* YOUR OBJECTIVE *
Find each line containing the string "春在溪头荠菜花" and return it.

* ENTRIES SUPPLIED *
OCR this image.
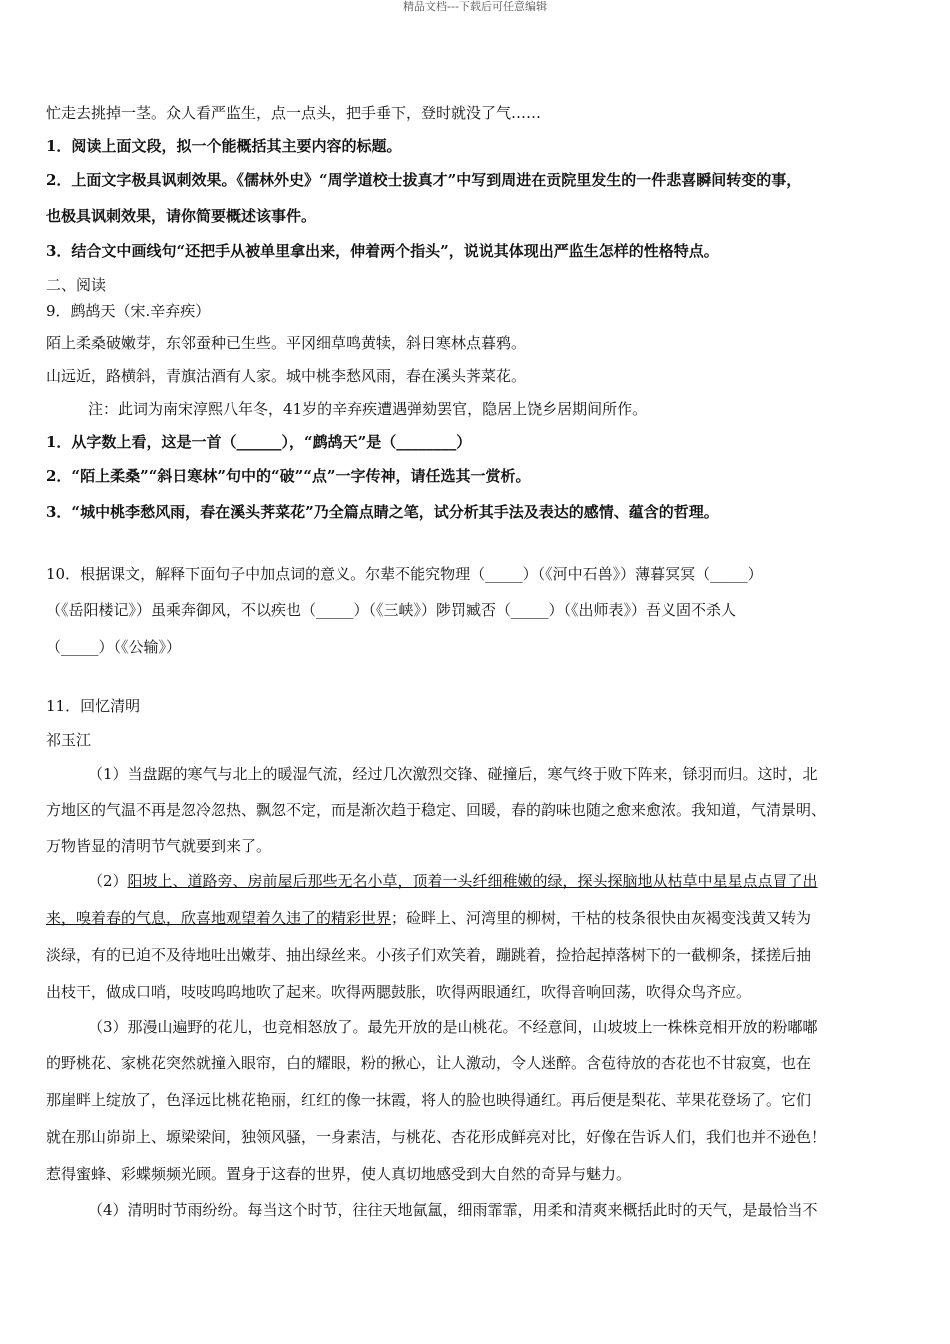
精品文档---下载后可任意编辑
忙走去挑掉一茎。众人看严监生，点一点头，把手垂下，登时就没了气……
1．阅读上面文段，拟一个能概括其主要内容的标题。
2．上面文字极具讽刺效果。《儒林外史》“周学道校士拔真才”中写到周进在贡院里发生的一件悲喜瞬间转变的事，
也极具讽刺效果，请你简要概述该事件。
3．结合文中画线句“还把手从被单里拿出来，伸着两个指头”，说说其体现出严监生怎样的性格特点。
二、阅读
9．鹧鸪天（宋.辛弃疾）
陌上柔桑破嫩芽，东邻蚕种已生些。平冈细草鸣黄犊，斜日寒林点暮鸦。
山远近，路横斜，青旗沽酒有人家。城中桃李愁风雨，春在溪头荠菜花。
注：此词为南宋淳熙八年冬，41岁的辛弃疾遭遇弹劾罢官，隐居上饶乡居期间所作。
1．从字数上看，这是一首（______），“鹧鸪天”是（________）
2．“陌上柔桑”“斜日寒林”句中的“破”“点”一字传神，请任选其一赏析。
3．“城中桃李愁风雨，春在溪头荠菜花”乃全篇点睛之笔，试分析其手法及表达的感情、蕴含的哲理。
10．根据课文，解释下面句子中加点词的意义。尔辈不能究物理（_____）（《河中石兽》）薄暮冥冥（_____）
（《岳阳楼记》）虽乘奔御风，不以疾也（_____）（《三峡》）陟罚臧否（_____）（《出师表》）吾义固不杀人
（_____）（《公输》）
11．回忆清明
祁玉江
（1）当盘踞的寒气与北上的暖湿气流，经过几次激烈交锋、碰撞后，寒气终于败下阵来，铩羽而归。这时，北
方地区的气温不再是忽冷忽热、飘忽不定，而是渐次趋于稳定、回暖，春的韵味也随之愈来愈浓。我知道，气清景明、
万物皆显的清明节气就要到来了。
（2）阳坡上、道路旁、房前屋后那些无名小草，顶着一头纤细稚嫩的绿，探头探脑地从枯草中星星点点冒了出
来，嗅着春的气息，欣喜地观望着久违了的精彩世界；硷畔上、河湾里的柳树，干枯的枝条很快由灰褐变浅黄又转为
淡绿，有的已迫不及待地吐出嫩芽、抽出绿丝来。小孩子们欢笑着，蹦跳着，捡拾起掉落树下的一截柳条，揉搓后抽
出枝干，做成口哨，吱吱呜呜地吹了起来。吹得两腮鼓胀，吹得两眼通红，吹得音响回荡，吹得众鸟齐应。
（3）那漫山遍野的花儿，也竞相怒放了。最先开放的是山桃花。不经意间，山坡坡上一株株竞相开放的粉嘟嘟
的野桃花、家桃花突然就撞入眼帘，白的耀眼，粉的揪心，让人激动，令人迷醉。含苞待放的杏花也不甘寂寞，也在
那崖畔上绽放了，色泽远比桃花艳丽，红红的像一抹霞，将人的脸也映得通红。再后便是梨花、苹果花登场了。它们
就在那山峁峁上、塬梁梁间，独领风骚，一身素洁，与桃花、杏花形成鲜亮对比，好像在告诉人们，我们也并不逊色！
惹得蜜蜂、彩蝶频频光顾。置身于这春的世界，使人真切地感受到大自然的奇异与魅力。
（4）清明时节雨纷纷。每当这个时节，往往天地氤氲，细雨霏霏，用柔和清爽来概括此时的天气，是最恰当不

* TASK OUTPUT *
山远近，路横斜，青旗沽酒有人家。城中桃李愁风雨，春在溪头荠菜花。
3．“城中桃李愁风雨，春在溪头荠菜花”乃全篇点睛之笔，试分析其手法及表达的感情、蕴含的哲理。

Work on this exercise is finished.